WORK INSTRUCTIONS ▸
Print each of the entries exactly, leaving nothing out.

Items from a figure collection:

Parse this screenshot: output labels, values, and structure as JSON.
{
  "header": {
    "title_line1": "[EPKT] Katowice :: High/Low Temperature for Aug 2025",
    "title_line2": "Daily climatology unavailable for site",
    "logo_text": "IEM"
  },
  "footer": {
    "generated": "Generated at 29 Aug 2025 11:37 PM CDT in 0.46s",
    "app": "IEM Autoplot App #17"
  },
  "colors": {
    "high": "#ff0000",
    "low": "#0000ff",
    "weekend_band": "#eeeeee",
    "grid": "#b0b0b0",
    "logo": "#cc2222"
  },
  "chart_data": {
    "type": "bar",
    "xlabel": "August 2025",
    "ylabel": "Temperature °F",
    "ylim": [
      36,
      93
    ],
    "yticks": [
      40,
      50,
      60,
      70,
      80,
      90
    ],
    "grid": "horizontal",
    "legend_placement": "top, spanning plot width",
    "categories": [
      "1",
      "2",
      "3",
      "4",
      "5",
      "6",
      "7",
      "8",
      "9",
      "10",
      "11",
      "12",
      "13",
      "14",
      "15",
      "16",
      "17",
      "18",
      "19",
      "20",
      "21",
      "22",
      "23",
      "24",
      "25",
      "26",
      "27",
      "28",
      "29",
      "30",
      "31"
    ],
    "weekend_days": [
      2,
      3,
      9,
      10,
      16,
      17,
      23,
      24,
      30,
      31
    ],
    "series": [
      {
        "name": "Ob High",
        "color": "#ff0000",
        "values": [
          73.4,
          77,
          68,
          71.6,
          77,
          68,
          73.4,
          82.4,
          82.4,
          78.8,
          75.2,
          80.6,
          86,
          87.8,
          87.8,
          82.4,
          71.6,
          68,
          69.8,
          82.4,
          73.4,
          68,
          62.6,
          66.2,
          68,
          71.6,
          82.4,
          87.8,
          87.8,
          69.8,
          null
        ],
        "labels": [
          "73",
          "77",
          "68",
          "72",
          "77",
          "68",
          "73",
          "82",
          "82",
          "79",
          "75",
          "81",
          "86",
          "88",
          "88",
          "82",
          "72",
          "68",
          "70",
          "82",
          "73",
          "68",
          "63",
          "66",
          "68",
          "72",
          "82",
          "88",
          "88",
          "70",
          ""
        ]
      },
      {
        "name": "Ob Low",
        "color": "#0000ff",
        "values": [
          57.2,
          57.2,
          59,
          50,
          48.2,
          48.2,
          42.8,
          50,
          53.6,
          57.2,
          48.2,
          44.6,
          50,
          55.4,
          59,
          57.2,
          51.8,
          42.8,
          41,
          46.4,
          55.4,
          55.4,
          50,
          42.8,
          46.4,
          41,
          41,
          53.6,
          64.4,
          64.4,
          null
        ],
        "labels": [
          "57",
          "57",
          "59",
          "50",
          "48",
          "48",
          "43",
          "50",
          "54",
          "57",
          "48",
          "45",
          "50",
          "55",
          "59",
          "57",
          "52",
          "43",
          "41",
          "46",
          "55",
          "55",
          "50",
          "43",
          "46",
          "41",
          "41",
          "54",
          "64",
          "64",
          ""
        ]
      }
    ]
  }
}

SOLVED EXERCISE ▸
Parse this screenshot: output labels, values, and structure as JSON.
{
  "header": {
    "title_line1": "[EPKT] Katowice :: High/Low Temperature for Aug 2025",
    "title_line2": "Daily climatology unavailable for site",
    "logo_text": "IEM"
  },
  "footer": {
    "generated": "Generated at 29 Aug 2025 11:37 PM CDT in 0.46s",
    "app": "IEM Autoplot App #17"
  },
  "colors": {
    "high": "#ff0000",
    "low": "#0000ff",
    "weekend_band": "#eeeeee",
    "grid": "#b0b0b0",
    "logo": "#cc2222"
  },
  "chart_data": {
    "type": "bar",
    "xlabel": "August 2025",
    "ylabel": "Temperature °F",
    "ylim": [
      36,
      93
    ],
    "yticks": [
      40,
      50,
      60,
      70,
      80,
      90
    ],
    "grid": "horizontal",
    "legend_placement": "top, spanning plot width",
    "categories": [
      "1",
      "2",
      "3",
      "4",
      "5",
      "6",
      "7",
      "8",
      "9",
      "10",
      "11",
      "12",
      "13",
      "14",
      "15",
      "16",
      "17",
      "18",
      "19",
      "20",
      "21",
      "22",
      "23",
      "24",
      "25",
      "26",
      "27",
      "28",
      "29",
      "30",
      "31"
    ],
    "weekend_days": [
      2,
      3,
      9,
      10,
      16,
      17,
      23,
      24,
      30,
      31
    ],
    "series": [
      {
        "name": "Ob High",
        "color": "#ff0000",
        "values": [
          73.4,
          77,
          68,
          71.6,
          77,
          68,
          73.4,
          82.4,
          82.4,
          78.8,
          75.2,
          80.6,
          86,
          87.8,
          87.8,
          82.4,
          71.6,
          68,
          69.8,
          82.4,
          73.4,
          68,
          62.6,
          66.2,
          68,
          71.6,
          82.4,
          87.8,
          87.8,
          69.8,
          null
        ],
        "labels": [
          "73",
          "77",
          "68",
          "72",
          "77",
          "68",
          "73",
          "82",
          "82",
          "79",
          "75",
          "81",
          "86",
          "88",
          "88",
          "82",
          "72",
          "68",
          "70",
          "82",
          "73",
          "68",
          "63",
          "66",
          "68",
          "72",
          "82",
          "88",
          "88",
          "70",
          ""
        ]
      },
      {
        "name": "Ob Low",
        "color": "#0000ff",
        "values": [
          57.2,
          57.2,
          59,
          50,
          48.2,
          48.2,
          42.8,
          50,
          53.6,
          57.2,
          48.2,
          44.6,
          50,
          55.4,
          59,
          57.2,
          51.8,
          42.8,
          41,
          46.4,
          55.4,
          55.4,
          50,
          42.8,
          46.4,
          41,
          41,
          53.6,
          64.4,
          64.4,
          null
        ],
        "labels": [
          "57",
          "57",
          "59",
          "50",
          "48",
          "48",
          "43",
          "50",
          "54",
          "57",
          "48",
          "45",
          "50",
          "55",
          "59",
          "57",
          "52",
          "43",
          "41",
          "46",
          "55",
          "55",
          "50",
          "43",
          "46",
          "41",
          "41",
          "54",
          "64",
          "64",
          ""
        ]
      }
    ]
  }
}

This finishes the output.